── ITEMS

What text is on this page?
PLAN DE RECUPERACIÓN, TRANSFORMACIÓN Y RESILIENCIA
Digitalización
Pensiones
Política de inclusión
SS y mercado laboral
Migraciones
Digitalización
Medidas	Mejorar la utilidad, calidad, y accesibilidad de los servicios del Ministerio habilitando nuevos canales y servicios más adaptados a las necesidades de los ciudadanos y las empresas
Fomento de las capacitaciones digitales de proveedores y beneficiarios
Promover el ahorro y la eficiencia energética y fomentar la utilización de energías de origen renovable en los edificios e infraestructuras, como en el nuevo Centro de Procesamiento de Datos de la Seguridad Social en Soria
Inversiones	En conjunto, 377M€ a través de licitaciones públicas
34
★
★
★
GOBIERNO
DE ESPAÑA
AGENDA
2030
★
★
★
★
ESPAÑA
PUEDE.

────

• WRITTEN EXERCISE
Repeat every entry exactly as written above.

• THE SOLUTION
What text is on this page?
PLAN DE RECUPERACIÓN, TRANSFORMACIÓN Y RESILIENCIA
Digitalización
Pensiones
Política de inclusión
SS y mercado laboral
Migraciones
Digitalización
Medidas	Mejorar la utilidad, calidad, y accesibilidad de los servicios del Ministerio habilitando nuevos canales y servicios más adaptados a las necesidades de los ciudadanos y las empresas
Fomento de las capacitaciones digitales de proveedores y beneficiarios
Promover el ahorro y la eficiencia energética y fomentar la utilización de energías de origen renovable en los edificios e infraestructuras, como en el nuevo Centro de Procesamiento de Datos de la Seguridad Social en Soria
Inversiones	En conjunto, 377M€ a través de licitaciones públicas
34
★
★
★
GOBIERNO
DE ESPAÑA
AGENDA
2030
★
★
★
★
ESPAÑA
PUEDE.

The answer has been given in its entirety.